__What the exercise asks__.
Extract the complete listing and repeat it word for word.

__Dataset content__.
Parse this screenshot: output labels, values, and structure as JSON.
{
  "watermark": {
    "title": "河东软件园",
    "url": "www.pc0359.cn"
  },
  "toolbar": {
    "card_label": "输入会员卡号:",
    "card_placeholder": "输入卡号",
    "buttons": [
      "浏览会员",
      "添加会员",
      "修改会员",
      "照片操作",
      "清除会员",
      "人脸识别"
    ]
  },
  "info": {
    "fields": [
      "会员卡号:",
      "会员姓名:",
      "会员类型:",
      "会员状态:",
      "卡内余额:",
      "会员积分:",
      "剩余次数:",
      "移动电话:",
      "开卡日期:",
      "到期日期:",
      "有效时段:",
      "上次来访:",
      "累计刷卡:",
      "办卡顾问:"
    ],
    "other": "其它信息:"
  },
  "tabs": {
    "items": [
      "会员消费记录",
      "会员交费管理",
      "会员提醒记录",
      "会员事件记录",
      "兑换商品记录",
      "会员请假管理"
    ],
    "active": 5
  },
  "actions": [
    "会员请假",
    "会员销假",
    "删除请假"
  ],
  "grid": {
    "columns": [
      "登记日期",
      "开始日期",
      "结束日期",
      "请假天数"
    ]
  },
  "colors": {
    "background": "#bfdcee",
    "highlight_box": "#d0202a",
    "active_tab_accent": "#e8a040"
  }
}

__In response__.
Parse this screenshot: output labels, values, and structure as JSON.
{
  "watermark": {
    "title": "河东软件园",
    "url": "www.pc0359.cn"
  },
  "toolbar": {
    "card_label": "输入会员卡号:",
    "card_placeholder": "输入卡号",
    "buttons": [
      "浏览会员",
      "添加会员",
      "修改会员",
      "照片操作",
      "清除会员",
      "人脸识别"
    ]
  },
  "info": {
    "fields": [
      "会员卡号:",
      "会员姓名:",
      "会员类型:",
      "会员状态:",
      "卡内余额:",
      "会员积分:",
      "剩余次数:",
      "移动电话:",
      "开卡日期:",
      "到期日期:",
      "有效时段:",
      "上次来访:",
      "累计刷卡:",
      "办卡顾问:"
    ],
    "other": "其它信息:"
  },
  "tabs": {
    "items": [
      "会员消费记录",
      "会员交费管理",
      "会员提醒记录",
      "会员事件记录",
      "兑换商品记录",
      "会员请假管理"
    ],
    "active": 5
  },
  "actions": [
    "会员请假",
    "会员销假",
    "删除请假"
  ],
  "grid": {
    "columns": [
      "登记日期",
      "开始日期",
      "结束日期",
      "请假天数"
    ]
  },
  "colors": {
    "background": "#bfdcee",
    "highlight_box": "#d0202a",
    "active_tab_accent": "#e8a040"
  }
}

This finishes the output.